**PROBLEM TO SOLVE**: Give the number of lines in the records below that include "achieving", and nothing more.

## begin

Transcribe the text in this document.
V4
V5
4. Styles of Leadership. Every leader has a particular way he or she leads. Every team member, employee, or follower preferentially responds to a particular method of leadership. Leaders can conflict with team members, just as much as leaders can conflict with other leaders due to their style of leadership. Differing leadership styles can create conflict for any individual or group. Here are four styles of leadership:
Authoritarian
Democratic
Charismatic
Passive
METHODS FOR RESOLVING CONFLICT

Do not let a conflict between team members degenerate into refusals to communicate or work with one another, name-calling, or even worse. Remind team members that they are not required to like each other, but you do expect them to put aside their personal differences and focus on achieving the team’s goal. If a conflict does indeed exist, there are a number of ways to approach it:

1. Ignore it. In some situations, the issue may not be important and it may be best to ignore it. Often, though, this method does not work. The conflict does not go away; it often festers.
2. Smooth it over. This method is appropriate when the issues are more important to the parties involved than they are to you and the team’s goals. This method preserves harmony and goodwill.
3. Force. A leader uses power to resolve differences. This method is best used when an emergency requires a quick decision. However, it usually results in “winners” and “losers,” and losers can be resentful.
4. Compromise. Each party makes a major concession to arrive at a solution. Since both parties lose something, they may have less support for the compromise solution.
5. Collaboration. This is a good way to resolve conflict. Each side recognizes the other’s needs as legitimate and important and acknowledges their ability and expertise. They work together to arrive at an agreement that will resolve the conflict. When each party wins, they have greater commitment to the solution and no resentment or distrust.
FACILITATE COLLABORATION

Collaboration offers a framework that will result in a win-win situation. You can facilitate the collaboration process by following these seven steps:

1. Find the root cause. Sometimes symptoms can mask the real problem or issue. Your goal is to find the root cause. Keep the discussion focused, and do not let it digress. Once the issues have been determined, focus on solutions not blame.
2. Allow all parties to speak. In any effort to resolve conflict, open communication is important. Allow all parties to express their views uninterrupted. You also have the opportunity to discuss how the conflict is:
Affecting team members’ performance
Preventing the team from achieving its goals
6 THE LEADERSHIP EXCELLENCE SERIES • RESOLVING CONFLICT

## end

**ANSWER TO THE PROBLEM**: 2